*DATA FOR PROCESSING*:
========

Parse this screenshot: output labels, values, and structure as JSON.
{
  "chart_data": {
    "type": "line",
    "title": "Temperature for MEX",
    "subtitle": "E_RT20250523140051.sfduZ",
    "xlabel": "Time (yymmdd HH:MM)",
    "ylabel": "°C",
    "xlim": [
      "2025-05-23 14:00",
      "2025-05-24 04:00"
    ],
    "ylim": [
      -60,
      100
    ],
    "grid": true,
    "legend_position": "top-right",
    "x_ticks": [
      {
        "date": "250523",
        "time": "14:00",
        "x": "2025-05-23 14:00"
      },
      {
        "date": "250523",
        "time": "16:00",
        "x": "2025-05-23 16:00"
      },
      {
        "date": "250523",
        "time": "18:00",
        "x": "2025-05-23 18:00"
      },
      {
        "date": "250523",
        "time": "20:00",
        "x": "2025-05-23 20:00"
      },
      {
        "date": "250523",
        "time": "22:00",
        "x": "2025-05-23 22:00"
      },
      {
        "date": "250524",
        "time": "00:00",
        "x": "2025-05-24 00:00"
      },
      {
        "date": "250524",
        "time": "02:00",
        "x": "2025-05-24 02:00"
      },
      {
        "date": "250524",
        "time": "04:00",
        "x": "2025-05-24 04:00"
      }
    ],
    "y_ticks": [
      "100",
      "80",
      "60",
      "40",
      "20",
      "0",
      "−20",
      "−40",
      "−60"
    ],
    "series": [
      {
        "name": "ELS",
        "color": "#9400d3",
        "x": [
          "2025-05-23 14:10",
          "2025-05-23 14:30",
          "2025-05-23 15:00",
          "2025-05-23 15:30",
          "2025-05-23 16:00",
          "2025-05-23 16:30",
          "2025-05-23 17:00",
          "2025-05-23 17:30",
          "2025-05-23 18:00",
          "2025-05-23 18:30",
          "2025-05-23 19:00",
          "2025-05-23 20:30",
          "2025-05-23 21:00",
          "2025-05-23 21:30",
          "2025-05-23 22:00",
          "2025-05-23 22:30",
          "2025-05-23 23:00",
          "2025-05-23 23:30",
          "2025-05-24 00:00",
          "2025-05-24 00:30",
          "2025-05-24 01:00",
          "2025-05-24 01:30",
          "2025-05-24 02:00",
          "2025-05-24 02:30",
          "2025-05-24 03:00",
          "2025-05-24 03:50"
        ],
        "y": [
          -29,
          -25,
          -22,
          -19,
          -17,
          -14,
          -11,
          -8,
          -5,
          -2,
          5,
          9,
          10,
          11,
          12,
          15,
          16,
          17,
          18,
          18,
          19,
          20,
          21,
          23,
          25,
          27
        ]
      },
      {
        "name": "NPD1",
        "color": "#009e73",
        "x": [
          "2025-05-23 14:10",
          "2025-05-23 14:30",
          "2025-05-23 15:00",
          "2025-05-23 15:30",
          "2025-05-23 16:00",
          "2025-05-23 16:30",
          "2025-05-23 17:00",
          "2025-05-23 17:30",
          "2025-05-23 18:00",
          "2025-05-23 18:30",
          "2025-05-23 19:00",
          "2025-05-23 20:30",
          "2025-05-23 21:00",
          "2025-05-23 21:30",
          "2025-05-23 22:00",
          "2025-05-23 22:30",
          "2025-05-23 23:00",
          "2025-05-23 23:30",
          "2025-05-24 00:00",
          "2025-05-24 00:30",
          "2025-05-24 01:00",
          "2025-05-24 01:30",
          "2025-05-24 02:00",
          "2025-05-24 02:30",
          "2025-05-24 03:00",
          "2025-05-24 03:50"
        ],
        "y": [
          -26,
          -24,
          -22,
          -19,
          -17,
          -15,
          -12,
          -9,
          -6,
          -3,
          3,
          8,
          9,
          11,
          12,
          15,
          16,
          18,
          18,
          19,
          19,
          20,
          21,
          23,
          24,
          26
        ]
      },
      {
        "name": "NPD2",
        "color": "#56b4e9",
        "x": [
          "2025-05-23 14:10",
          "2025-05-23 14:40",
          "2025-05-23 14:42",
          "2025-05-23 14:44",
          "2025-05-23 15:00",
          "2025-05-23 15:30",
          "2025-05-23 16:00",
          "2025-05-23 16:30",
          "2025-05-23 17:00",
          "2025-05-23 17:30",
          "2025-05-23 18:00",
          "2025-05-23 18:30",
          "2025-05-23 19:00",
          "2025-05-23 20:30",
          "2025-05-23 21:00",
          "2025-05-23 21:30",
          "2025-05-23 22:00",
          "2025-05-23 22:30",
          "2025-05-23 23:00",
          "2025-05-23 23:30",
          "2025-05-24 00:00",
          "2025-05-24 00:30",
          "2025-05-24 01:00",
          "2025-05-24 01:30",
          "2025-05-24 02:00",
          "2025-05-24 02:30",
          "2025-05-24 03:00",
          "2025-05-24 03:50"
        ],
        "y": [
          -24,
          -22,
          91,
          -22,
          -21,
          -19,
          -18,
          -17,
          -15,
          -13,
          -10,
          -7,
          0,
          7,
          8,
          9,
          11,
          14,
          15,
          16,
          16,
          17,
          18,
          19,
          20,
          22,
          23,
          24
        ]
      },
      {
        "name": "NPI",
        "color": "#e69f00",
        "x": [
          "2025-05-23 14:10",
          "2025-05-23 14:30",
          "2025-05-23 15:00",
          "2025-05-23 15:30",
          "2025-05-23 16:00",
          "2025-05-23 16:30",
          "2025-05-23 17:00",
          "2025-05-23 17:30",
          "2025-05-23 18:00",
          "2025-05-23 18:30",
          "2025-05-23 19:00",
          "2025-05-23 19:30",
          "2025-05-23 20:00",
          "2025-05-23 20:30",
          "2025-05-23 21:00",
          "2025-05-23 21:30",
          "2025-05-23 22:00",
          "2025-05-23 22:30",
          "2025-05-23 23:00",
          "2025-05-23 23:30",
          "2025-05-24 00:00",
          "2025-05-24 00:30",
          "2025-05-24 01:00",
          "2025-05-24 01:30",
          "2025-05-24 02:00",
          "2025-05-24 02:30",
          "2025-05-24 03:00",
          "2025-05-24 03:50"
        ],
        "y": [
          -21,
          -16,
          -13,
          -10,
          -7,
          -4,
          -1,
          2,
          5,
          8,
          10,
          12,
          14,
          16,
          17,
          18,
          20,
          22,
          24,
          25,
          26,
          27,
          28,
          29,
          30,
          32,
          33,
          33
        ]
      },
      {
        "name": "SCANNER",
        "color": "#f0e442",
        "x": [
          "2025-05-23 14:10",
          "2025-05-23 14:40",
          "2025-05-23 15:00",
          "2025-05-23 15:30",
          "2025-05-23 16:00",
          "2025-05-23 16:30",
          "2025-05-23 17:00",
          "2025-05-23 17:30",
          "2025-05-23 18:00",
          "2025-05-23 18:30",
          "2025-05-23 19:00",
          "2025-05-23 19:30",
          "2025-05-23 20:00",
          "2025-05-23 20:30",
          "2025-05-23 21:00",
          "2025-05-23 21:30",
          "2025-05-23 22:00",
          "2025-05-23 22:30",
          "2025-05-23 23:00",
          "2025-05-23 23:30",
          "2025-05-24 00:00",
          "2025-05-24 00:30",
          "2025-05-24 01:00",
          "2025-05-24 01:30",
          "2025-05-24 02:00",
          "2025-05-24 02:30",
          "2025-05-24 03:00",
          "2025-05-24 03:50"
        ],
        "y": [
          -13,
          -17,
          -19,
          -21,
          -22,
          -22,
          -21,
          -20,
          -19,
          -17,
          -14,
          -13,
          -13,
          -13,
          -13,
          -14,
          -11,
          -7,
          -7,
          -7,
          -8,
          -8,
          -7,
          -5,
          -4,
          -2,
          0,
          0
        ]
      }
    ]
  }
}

========

*SET PROBLEM*: Send back each record exactly as it stands.

*WORKED ANSWER*:
Parse this screenshot: output labels, values, and structure as JSON.
{
  "chart_data": {
    "type": "line",
    "title": "Temperature for MEX",
    "subtitle": "E_RT20250523140051.sfduZ",
    "xlabel": "Time (yymmdd HH:MM)",
    "ylabel": "°C",
    "xlim": [
      "2025-05-23 14:00",
      "2025-05-24 04:00"
    ],
    "ylim": [
      -60,
      100
    ],
    "grid": true,
    "legend_position": "top-right",
    "x_ticks": [
      {
        "date": "250523",
        "time": "14:00",
        "x": "2025-05-23 14:00"
      },
      {
        "date": "250523",
        "time": "16:00",
        "x": "2025-05-23 16:00"
      },
      {
        "date": "250523",
        "time": "18:00",
        "x": "2025-05-23 18:00"
      },
      {
        "date": "250523",
        "time": "20:00",
        "x": "2025-05-23 20:00"
      },
      {
        "date": "250523",
        "time": "22:00",
        "x": "2025-05-23 22:00"
      },
      {
        "date": "250524",
        "time": "00:00",
        "x": "2025-05-24 00:00"
      },
      {
        "date": "250524",
        "time": "02:00",
        "x": "2025-05-24 02:00"
      },
      {
        "date": "250524",
        "time": "04:00",
        "x": "2025-05-24 04:00"
      }
    ],
    "y_ticks": [
      "100",
      "80",
      "60",
      "40",
      "20",
      "0",
      "−20",
      "−40",
      "−60"
    ],
    "series": [
      {
        "name": "ELS",
        "color": "#9400d3",
        "x": [
          "2025-05-23 14:10",
          "2025-05-23 14:30",
          "2025-05-23 15:00",
          "2025-05-23 15:30",
          "2025-05-23 16:00",
          "2025-05-23 16:30",
          "2025-05-23 17:00",
          "2025-05-23 17:30",
          "2025-05-23 18:00",
          "2025-05-23 18:30",
          "2025-05-23 19:00",
          "2025-05-23 20:30",
          "2025-05-23 21:00",
          "2025-05-23 21:30",
          "2025-05-23 22:00",
          "2025-05-23 22:30",
          "2025-05-23 23:00",
          "2025-05-23 23:30",
          "2025-05-24 00:00",
          "2025-05-24 00:30",
          "2025-05-24 01:00",
          "2025-05-24 01:30",
          "2025-05-24 02:00",
          "2025-05-24 02:30",
          "2025-05-24 03:00",
          "2025-05-24 03:50"
        ],
        "y": [
          -29,
          -25,
          -22,
          -19,
          -17,
          -14,
          -11,
          -8,
          -5,
          -2,
          5,
          9,
          10,
          11,
          12,
          15,
          16,
          17,
          18,
          18,
          19,
          20,
          21,
          23,
          25,
          27
        ]
      },
      {
        "name": "NPD1",
        "color": "#009e73",
        "x": [
          "2025-05-23 14:10",
          "2025-05-23 14:30",
          "2025-05-23 15:00",
          "2025-05-23 15:30",
          "2025-05-23 16:00",
          "2025-05-23 16:30",
          "2025-05-23 17:00",
          "2025-05-23 17:30",
          "2025-05-23 18:00",
          "2025-05-23 18:30",
          "2025-05-23 19:00",
          "2025-05-23 20:30",
          "2025-05-23 21:00",
          "2025-05-23 21:30",
          "2025-05-23 22:00",
          "2025-05-23 22:30",
          "2025-05-23 23:00",
          "2025-05-23 23:30",
          "2025-05-24 00:00",
          "2025-05-24 00:30",
          "2025-05-24 01:00",
          "2025-05-24 01:30",
          "2025-05-24 02:00",
          "2025-05-24 02:30",
          "2025-05-24 03:00",
          "2025-05-24 03:50"
        ],
        "y": [
          -26,
          -24,
          -22,
          -19,
          -17,
          -15,
          -12,
          -9,
          -6,
          -3,
          3,
          8,
          9,
          11,
          12,
          15,
          16,
          18,
          18,
          19,
          19,
          20,
          21,
          23,
          24,
          26
        ]
      },
      {
        "name": "NPD2",
        "color": "#56b4e9",
        "x": [
          "2025-05-23 14:10",
          "2025-05-23 14:40",
          "2025-05-23 14:42",
          "2025-05-23 14:44",
          "2025-05-23 15:00",
          "2025-05-23 15:30",
          "2025-05-23 16:00",
          "2025-05-23 16:30",
          "2025-05-23 17:00",
          "2025-05-23 17:30",
          "2025-05-23 18:00",
          "2025-05-23 18:30",
          "2025-05-23 19:00",
          "2025-05-23 20:30",
          "2025-05-23 21:00",
          "2025-05-23 21:30",
          "2025-05-23 22:00",
          "2025-05-23 22:30",
          "2025-05-23 23:00",
          "2025-05-23 23:30",
          "2025-05-24 00:00",
          "2025-05-24 00:30",
          "2025-05-24 01:00",
          "2025-05-24 01:30",
          "2025-05-24 02:00",
          "2025-05-24 02:30",
          "2025-05-24 03:00",
          "2025-05-24 03:50"
        ],
        "y": [
          -24,
          -22,
          91,
          -22,
          -21,
          -19,
          -18,
          -17,
          -15,
          -13,
          -10,
          -7,
          0,
          7,
          8,
          9,
          11,
          14,
          15,
          16,
          16,
          17,
          18,
          19,
          20,
          22,
          23,
          24
        ]
      },
      {
        "name": "NPI",
        "color": "#e69f00",
        "x": [
          "2025-05-23 14:10",
          "2025-05-23 14:30",
          "2025-05-23 15:00",
          "2025-05-23 15:30",
          "2025-05-23 16:00",
          "2025-05-23 16:30",
          "2025-05-23 17:00",
          "2025-05-23 17:30",
          "2025-05-23 18:00",
          "2025-05-23 18:30",
          "2025-05-23 19:00",
          "2025-05-23 19:30",
          "2025-05-23 20:00",
          "2025-05-23 20:30",
          "2025-05-23 21:00",
          "2025-05-23 21:30",
          "2025-05-23 22:00",
          "2025-05-23 22:30",
          "2025-05-23 23:00",
          "2025-05-23 23:30",
          "2025-05-24 00:00",
          "2025-05-24 00:30",
          "2025-05-24 01:00",
          "2025-05-24 01:30",
          "2025-05-24 02:00",
          "2025-05-24 02:30",
          "2025-05-24 03:00",
          "2025-05-24 03:50"
        ],
        "y": [
          -21,
          -16,
          -13,
          -10,
          -7,
          -4,
          -1,
          2,
          5,
          8,
          10,
          12,
          14,
          16,
          17,
          18,
          20,
          22,
          24,
          25,
          26,
          27,
          28,
          29,
          30,
          32,
          33,
          33
        ]
      },
      {
        "name": "SCANNER",
        "color": "#f0e442",
        "x": [
          "2025-05-23 14:10",
          "2025-05-23 14:40",
          "2025-05-23 15:00",
          "2025-05-23 15:30",
          "2025-05-23 16:00",
          "2025-05-23 16:30",
          "2025-05-23 17:00",
          "2025-05-23 17:30",
          "2025-05-23 18:00",
          "2025-05-23 18:30",
          "2025-05-23 19:00",
          "2025-05-23 19:30",
          "2025-05-23 20:00",
          "2025-05-23 20:30",
          "2025-05-23 21:00",
          "2025-05-23 21:30",
          "2025-05-23 22:00",
          "2025-05-23 22:30",
          "2025-05-23 23:00",
          "2025-05-23 23:30",
          "2025-05-24 00:00",
          "2025-05-24 00:30",
          "2025-05-24 01:00",
          "2025-05-24 01:30",
          "2025-05-24 02:00",
          "2025-05-24 02:30",
          "2025-05-24 03:00",
          "2025-05-24 03:50"
        ],
        "y": [
          -13,
          -17,
          -19,
          -21,
          -22,
          -22,
          -21,
          -20,
          -19,
          -17,
          -14,
          -13,
          -13,
          -13,
          -13,
          -14,
          -11,
          -7,
          -7,
          -7,
          -8,
          -8,
          -7,
          -5,
          -4,
          -2,
          0,
          0
        ]
      }
    ]
  }
}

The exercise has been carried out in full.